* _Required work_
Copy each line with the word "ishlab" in it.

* _Exercise inputs_
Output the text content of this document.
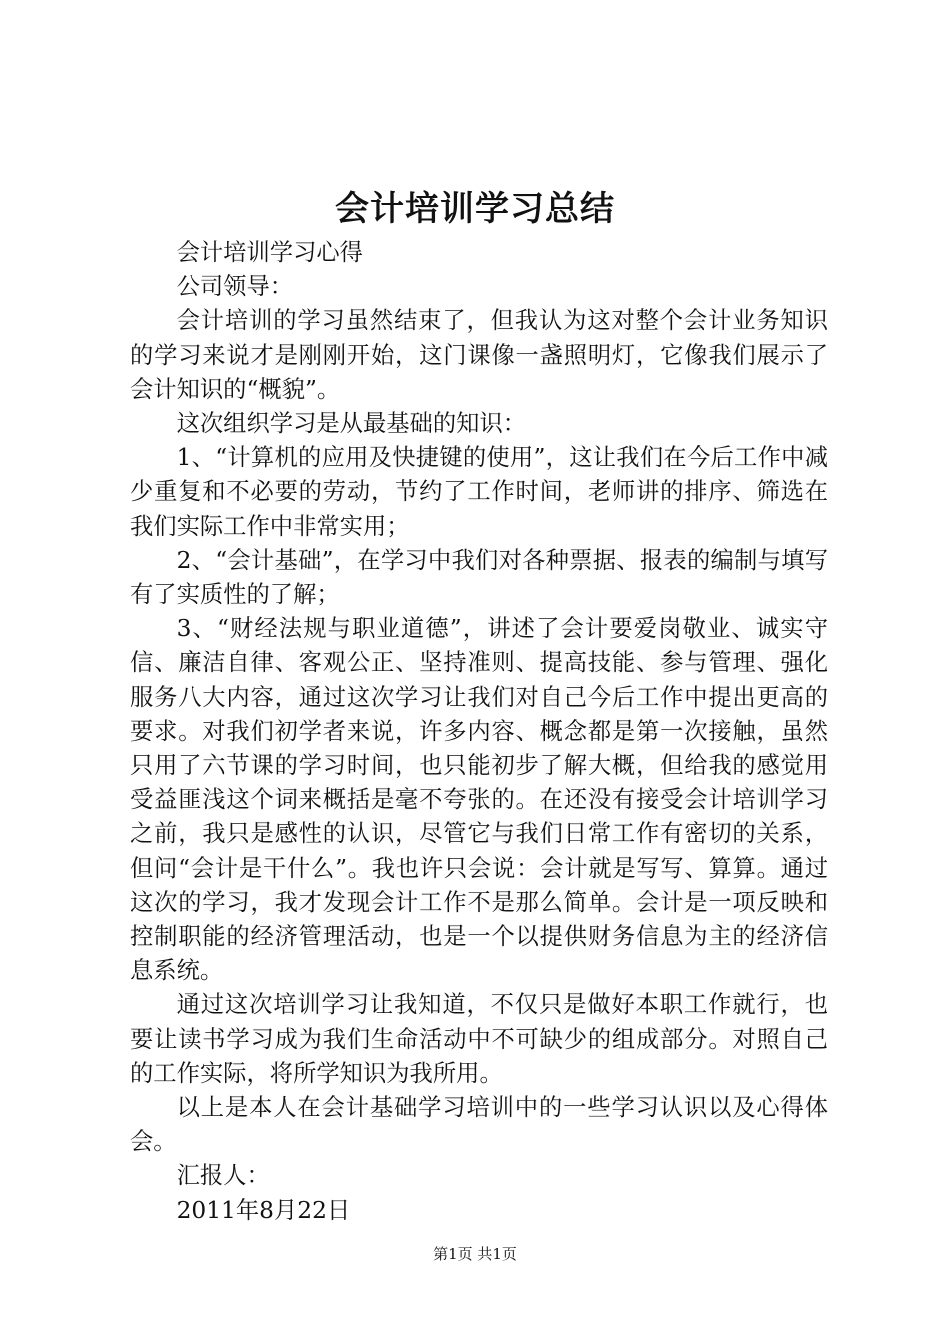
会计培训学习总结

会计培训学习心得

公司领导：

会计培训的学习虽然结束了，但我认为这对整个会计业务知识的学习来说才是刚刚开始，这门课像一盏照明灯，它像我们展示了会计知识的“概貌”。

这次组织学习是从最基础的知识：

1、“计算机的应用及快捷键的使用”，这让我们在今后工作中减少重复和不必要的劳动，节约了工作时间，老师讲的排序、筛选在我们实际工作中非常实用；

2、“会计基础”，在学习中我们对各种票据、报表的编制与填写有了实质性的了解；

3、“财经法规与职业道德”，讲述了会计要爱岗敬业、诚实守信、廉洁自律、客观公正、坚持准则、提高技能、参与管理、强化服务八大内容，通过这次学习让我们对自己今后工作中提出更高的要求。对我们初学者来说，许多内容、概念都是第一次接触，虽然只用了六节课的学习时间，也只能初步了解大概，但给我的感觉用受益匪浅这个词来概括是毫不夸张的。在还没有接受会计培训学习之前，我只是感性的认识，尽管它与我们日常工作有密切的关系，但问“会计是干什么”。我也许只会说：会计就是写写、算算。通过这次的学习，我才发现会计工作不是那么简单。会计是一项反映和控制职能的经济管理活动，也是一个以提供财务信息为主的经济信息系统。

通过这次培训学习让我知道，不仅只是做好本职工作就行，也要让读书学习成为我们生命活动中不可缺少的组成部分。对照自己的工作实际，将所学知识为我所用。

以上是本人在会计基础学习培训中的一些学习认识以及心得体会。

汇报人：

2011年8月22日

第1页 共1页
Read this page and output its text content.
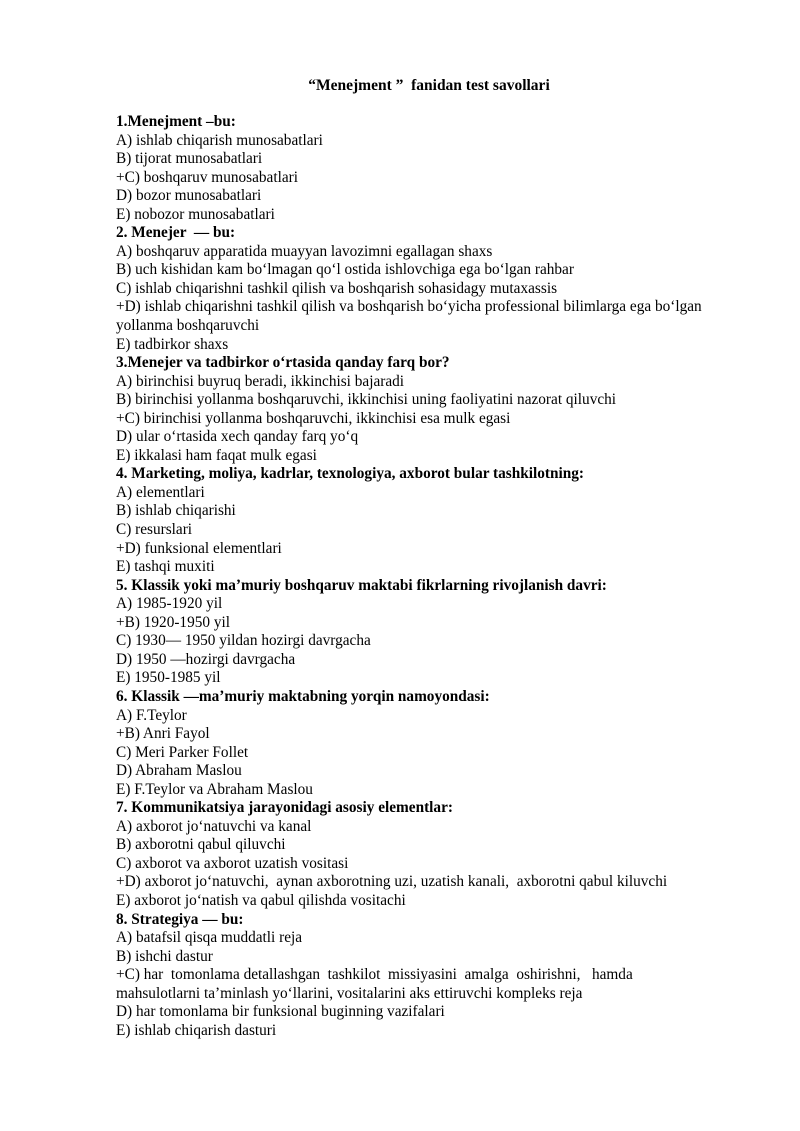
“Menejment ”  fanidan test savollari
1.Menejment –bu:
A) ishlab chiqarish munosabatlari
B) tijorat munosabatlari
+C) boshqaruv munosabatlari
D) bozor munosabatlari
E) nobozor munosabatlari
2. Menejer  — bu:
A) boshqaruv apparatida muayyan lavozimni egallagan shaxs
B) uch kishidan kam bo‘lmagan qo‘l ostida ishlovchiga ega bo‘lgan rahbar
C) ishlab chiqarishni tashkil qilish va boshqarish sohasidagy mutaxassis
+D) ishlab chiqarishni tashkil qilish va boshqarish bo‘yicha professional bilimlarga ega bo‘lgan
yollanma boshqaruvchi
E) tadbirkor shaxs
3.Menejer va tadbirkor o‘rtasida qanday farq bor?
A) birinchisi buyruq beradi, ikkinchisi bajaradi
B) birinchisi yollanma boshqaruvchi, ikkinchisi uning faoliyatini nazorat qiluvchi
+C) birinchisi yollanma boshqaruvchi, ikkinchisi esa mulk egasi
D) ular o‘rtasida xech qanday farq yo‘q
E) ikkalasi ham faqat mulk egasi
4. Marketing, moliya, kadrlar, texnologiya, axborot bular tashkilotning:
A) elementlari
B) ishlab chiqarishi
C) resurslari
+D) funksional elementlari
E) tashqi muxiti
5. Klassik yoki ma’muriy boshqaruv maktabi fikrlarning rivojlanish davri:
A) 1985-1920 yil
+B) 1920-1950 yil
C) 1930— 1950 yildan hozirgi davrgacha
D) 1950 —hozirgi davrgacha
E) 1950-1985 yil
6. Klassik —ma’muriy maktabning yorqin namoyondasi:
A) F.Teylor
+B) Anri Fayol
C) Meri Parker Follet
D) Abraham Maslou
E) F.Teylor va Abraham Maslou
7. Kommunikatsiya jarayonidagi asosiy elementlar:
A) axborot jo‘natuvchi va kanal
B) axborotni qabul qiluvchi
C) axborot va axborot uzatish vositasi
+D) axborot jo‘natuvchi,  aynan axborotning uzi, uzatish kanali,  axborotni qabul kiluvchi
E) axborot jo‘natish va qabul qilishda vositachi
8. Strategiya — bu:
A) batafsil qisqa muddatli reja
B) ishchi dastur
+C) har  tomonlama detallashgan  tashkilot  missiyasini  amalga  oshirishni,   hamda
mahsulotlarni ta’minlash yo‘llarini, vositalarini aks ettiruvchi kompleks reja
D) har tomonlama bir funksional buginning vazifalari
E) ishlab chiqarish dasturi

* _Exercise answer_
A) ishlab chiqarish munosabatlari
C) ishlab chiqarishni tashkil qilish va boshqarish sohasidagy mutaxassis
+D) ishlab chiqarishni tashkil qilish va boshqarish bo‘yicha professional bilimlarga ega bo‘lgan
B) ishlab chiqarishi
E) ishlab chiqarish dasturi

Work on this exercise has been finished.